**TASK INSTRUCTIONS:** Quote the entries below word for word, from the line with "- sims-icon[interactable]: SIMS: [452, 524, 480, 546]" up to and including the line with "- clock-time: 17:08: [915, 525, 934, 532]".

******************************

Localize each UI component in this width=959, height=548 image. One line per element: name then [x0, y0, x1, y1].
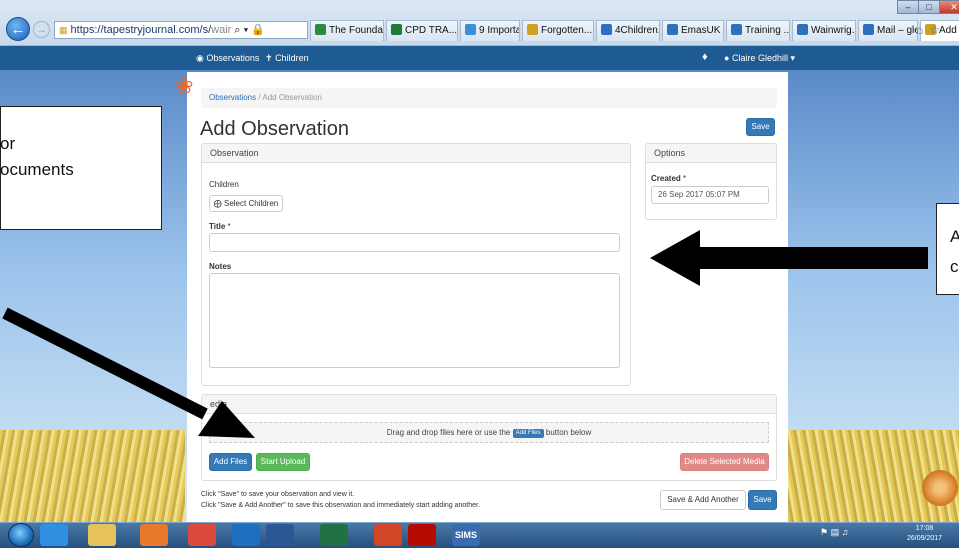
- sims-icon[interactable]: SIMS: [452, 524, 480, 546]
- flag-icon[interactable]: ⚑: [820, 527, 828, 537]
- acrobat-icon[interactable]: [408, 524, 436, 546]
- system-tray: ⚑ ▤ ♫: [820, 527, 848, 538]
- clock-time: 17:08: [915, 525, 934, 532]
- explorer-icon[interactable]: [88, 524, 116, 546]
- excel-icon[interactable]: [320, 524, 348, 546]
- arrow-right: [650, 230, 928, 286]
- clock[interactable]: 17:08 26/09/2017: [907, 524, 942, 544]
- annotation-arrows: [2, 230, 928, 438]
- outlook-icon[interactable]: [232, 524, 260, 546]
- media-player-icon[interactable]: [140, 524, 168, 546]
- word-icon[interactable]: [266, 524, 294, 546]
- clock-date: 26/09/2017: [907, 535, 943, 542]
- network-icon[interactable]: ▤: [831, 527, 840, 537]
- ie-icon[interactable]: [40, 524, 68, 546]
- volume-icon[interactable]: ♫: [842, 527, 849, 537]
- powerpoint-icon[interactable]: [374, 524, 402, 546]
- arrow-left: [2, 307, 255, 438]
- chrome-icon[interactable]: [188, 524, 216, 546]
- start-button[interactable]: [8, 523, 34, 547]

******************************

**WRITTEN SOLUTION:**
- sims-icon[interactable]: SIMS: [452, 524, 480, 546]
- flag-icon[interactable]: ⚑: [820, 527, 828, 537]
- acrobat-icon[interactable]: [408, 524, 436, 546]
- system-tray: ⚑ ▤ ♫: [820, 527, 848, 538]
- clock-time: 17:08: [915, 525, 934, 532]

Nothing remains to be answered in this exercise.